**Document extract:**
........
English version

    All along the class “introduction to hydrodynamic instability”, we had the opportunity to use the easystab section of Basilisk, which is a wiki composed of programs with the theory used. They are mainly tools to solve EDP (partials differentials equations) on N dimensions, coupled or not coupled. I first learnt to use this model by solving some differential equations (EDP in 0D with time, or stationnary 1D EDP). I then generalized this notion on 2-Dimension and non-linear systems, with Navier-Stokes and Brusselator’s coupled equations. It also gave me the opportunity to use two approach of the solution, with the Jacobian (Defining the function and the associated jacobian) and a Descriptive-dynamic system ( with E-Adt/(E+Adt) kind of equations). I began working also on the geometry of the domains, for example to transform a rectangle into a cavity for ventury, or using cylinder coordinates with cartesian equations. This website is manly for me a “playful” and a learning place, so I tried to write my code as general and as clear as possible. The way theses programs works are very general, so I tried to push forward the way theses codes works.

    Here are some of my codes, mainly developped with Luis.m for the second part :

    Differential equations :

    Classical differential equation

    Here, I tried to create a tool which allow the user to solve any differential equations in one dimension (like time, or a stationnary state of one string). These equation are very often studied in L1 or L2, and are useful in a lot of physicals domains. 1.It is developped for 2order, but it can be easily generalised to 3 or superior order

    1. You can use any couple of coefficient

    2. You can use any kind of sollicitation of the system (sinus, step…)

    3. You can use Dirichlet, Neumann, or second order boundary condition on any points

    4. If the system has no sollicitation, the theorical solution is also calculed

    5. If the system has a solution, the solution is compared with solicitation

    You may improve it by :

    1. Generalizing to higher order

    2. Trace Bode diagrams

    3. Do a differential equation of the sollicitation, wich allow you to study a lot of mechanical system or filters

    4. As this was my first program, some more powerful tools were developped afterward (like easypack). It could be useful to rewrite the program with

    Non-constant differential equation

    Here, I used the same system as the classical one, but with non constant coefficient. The difference between these two programs is very little, but it allow you to a lot of different equations. I tested it on a very classic case : y’+ty=0

    You may improve it by : 1. Doing some classic case : legendre polynoms, Gamma function…

    1. Using this technic on bigger code, like Brusselator with different coefficient. You may observe the different pattern if the coefficients change in the space.

    Non-linear differential equation

    Here, I solved the gravity pendulum for big angles, the kind of problems we always linearize. I used the jacobi to solve it.
........
**Raw data:**
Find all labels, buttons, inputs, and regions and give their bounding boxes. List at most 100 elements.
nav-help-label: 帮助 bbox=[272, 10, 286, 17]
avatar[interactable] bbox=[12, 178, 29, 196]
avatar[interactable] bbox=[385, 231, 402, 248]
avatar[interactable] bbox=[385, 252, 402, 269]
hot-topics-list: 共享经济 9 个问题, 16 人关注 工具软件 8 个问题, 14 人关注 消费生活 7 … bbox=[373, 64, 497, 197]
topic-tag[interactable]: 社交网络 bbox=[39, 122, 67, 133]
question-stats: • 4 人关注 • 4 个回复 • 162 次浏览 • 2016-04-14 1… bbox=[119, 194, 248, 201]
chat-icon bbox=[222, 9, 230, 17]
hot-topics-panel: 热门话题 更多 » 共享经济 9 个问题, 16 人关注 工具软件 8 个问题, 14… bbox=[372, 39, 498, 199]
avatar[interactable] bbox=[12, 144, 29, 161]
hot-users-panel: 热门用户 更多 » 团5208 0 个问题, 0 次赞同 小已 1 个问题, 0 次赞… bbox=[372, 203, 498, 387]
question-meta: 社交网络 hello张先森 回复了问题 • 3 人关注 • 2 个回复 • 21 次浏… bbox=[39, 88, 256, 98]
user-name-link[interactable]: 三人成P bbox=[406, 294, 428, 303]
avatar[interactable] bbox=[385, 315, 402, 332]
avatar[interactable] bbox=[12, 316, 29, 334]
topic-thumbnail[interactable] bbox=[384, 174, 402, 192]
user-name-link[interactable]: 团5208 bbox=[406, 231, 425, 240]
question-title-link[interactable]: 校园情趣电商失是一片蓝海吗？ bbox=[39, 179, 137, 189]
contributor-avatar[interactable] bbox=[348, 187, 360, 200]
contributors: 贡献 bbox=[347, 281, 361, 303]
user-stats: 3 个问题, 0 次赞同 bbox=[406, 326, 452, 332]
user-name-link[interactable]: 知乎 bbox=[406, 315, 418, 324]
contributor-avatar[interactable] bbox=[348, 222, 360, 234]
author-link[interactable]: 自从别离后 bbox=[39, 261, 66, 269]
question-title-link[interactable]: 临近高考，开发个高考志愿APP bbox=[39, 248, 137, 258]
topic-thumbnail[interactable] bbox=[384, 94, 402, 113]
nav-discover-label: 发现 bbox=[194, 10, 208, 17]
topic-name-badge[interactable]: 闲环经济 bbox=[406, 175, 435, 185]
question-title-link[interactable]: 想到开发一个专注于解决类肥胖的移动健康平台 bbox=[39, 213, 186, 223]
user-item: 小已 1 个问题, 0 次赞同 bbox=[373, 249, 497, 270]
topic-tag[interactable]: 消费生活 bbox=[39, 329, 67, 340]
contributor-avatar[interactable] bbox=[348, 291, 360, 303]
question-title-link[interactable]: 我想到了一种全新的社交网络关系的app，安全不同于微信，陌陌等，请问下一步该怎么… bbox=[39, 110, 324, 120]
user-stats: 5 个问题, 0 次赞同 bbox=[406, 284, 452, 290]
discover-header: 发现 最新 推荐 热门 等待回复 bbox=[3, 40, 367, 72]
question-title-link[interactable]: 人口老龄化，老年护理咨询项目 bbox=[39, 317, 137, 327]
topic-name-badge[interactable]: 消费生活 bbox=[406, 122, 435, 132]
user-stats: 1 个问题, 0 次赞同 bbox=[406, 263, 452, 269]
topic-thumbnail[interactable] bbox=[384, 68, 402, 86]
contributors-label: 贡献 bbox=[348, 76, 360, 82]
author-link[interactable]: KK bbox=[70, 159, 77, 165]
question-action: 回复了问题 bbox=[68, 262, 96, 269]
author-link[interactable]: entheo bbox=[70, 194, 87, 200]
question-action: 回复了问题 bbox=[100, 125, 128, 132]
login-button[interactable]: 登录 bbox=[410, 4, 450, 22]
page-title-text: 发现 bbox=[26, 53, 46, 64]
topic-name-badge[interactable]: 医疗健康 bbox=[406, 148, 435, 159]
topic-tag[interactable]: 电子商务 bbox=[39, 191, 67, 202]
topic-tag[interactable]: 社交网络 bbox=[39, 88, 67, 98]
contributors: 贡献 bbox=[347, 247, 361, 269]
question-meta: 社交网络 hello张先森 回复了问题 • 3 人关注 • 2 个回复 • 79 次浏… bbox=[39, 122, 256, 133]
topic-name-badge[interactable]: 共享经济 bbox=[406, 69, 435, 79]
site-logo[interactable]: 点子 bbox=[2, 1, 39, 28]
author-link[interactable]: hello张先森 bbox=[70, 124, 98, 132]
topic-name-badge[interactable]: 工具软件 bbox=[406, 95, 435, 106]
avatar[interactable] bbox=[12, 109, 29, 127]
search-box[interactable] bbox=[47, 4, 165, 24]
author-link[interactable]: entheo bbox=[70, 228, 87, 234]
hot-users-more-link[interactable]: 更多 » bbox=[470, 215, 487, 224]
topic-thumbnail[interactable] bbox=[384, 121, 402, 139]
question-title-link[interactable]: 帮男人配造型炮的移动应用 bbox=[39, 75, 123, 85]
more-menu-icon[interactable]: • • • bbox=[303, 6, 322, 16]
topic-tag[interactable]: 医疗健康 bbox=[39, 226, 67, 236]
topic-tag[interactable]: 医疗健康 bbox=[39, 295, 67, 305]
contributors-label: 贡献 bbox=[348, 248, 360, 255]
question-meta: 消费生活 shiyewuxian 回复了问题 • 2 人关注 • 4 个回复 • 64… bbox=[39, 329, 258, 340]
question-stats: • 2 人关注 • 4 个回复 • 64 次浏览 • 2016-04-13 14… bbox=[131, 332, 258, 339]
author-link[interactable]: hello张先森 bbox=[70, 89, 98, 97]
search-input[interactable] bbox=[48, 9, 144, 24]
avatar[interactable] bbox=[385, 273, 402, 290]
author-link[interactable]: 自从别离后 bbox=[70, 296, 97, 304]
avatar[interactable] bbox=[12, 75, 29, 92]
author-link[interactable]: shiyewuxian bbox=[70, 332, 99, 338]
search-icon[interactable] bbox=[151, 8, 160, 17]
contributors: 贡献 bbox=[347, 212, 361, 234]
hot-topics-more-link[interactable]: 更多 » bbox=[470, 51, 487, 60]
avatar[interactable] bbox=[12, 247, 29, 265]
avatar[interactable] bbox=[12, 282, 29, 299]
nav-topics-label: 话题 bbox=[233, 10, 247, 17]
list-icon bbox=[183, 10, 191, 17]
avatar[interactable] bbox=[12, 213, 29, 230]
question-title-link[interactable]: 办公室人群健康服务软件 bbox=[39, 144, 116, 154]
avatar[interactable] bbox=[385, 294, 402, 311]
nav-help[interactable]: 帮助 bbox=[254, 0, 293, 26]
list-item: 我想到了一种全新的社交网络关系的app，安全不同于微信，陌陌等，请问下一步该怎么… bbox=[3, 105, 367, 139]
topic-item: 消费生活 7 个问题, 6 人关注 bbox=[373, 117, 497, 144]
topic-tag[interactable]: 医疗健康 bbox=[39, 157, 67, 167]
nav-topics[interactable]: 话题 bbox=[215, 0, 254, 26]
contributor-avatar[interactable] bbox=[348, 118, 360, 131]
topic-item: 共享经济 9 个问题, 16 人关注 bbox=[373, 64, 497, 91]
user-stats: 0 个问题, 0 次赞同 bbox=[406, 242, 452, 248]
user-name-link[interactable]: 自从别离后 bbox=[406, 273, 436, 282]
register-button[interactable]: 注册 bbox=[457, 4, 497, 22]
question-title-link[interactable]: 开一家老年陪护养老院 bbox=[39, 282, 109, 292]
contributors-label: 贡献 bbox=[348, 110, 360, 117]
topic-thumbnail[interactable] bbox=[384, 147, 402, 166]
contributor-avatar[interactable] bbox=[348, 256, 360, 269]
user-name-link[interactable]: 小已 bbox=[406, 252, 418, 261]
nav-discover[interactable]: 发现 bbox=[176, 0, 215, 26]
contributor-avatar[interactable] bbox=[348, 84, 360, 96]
........
**Exercise A:**
Answer these questions about the easystab text:
(i) Which coupled equations were used to extend the work to 2-dimension and non-linear systems?
(ii) On which classic case was the non-constant differential equation program tested?
(iii) Which physical problem is solved in the non-linear differential equation section?
**Exercise B:** Write out the part of the easystab text between "Here, I used" and "to solve it.", inclusive.
The entries can be set aside; only the easystab text is needed.

**Your solution A:**
(i) Navier-Stokes and Brusselator's coupled equations.
(ii) y'+ty=0.
(iii) The gravity pendulum for big angles.

**Your solution B:**
Here, I used the same system as the classical one, but with non constant coefficient. The difference between these two programs is very little, but it allow you to a lot of different equations. I tested it on a very classic case : y’+ty=0

    You may improve it by : 1. Doing some classic case : legendre polynoms, Gamma function…

    1. Using this technic on bigger code, like Brusselator with different coefficient. You may observe the different pattern if the coefficients change in the space.

    Non-linear differential equation

    Here, I solved the gravity pendulum for big angles, the kind of problems we always linearize. I used the jacobi to solve it.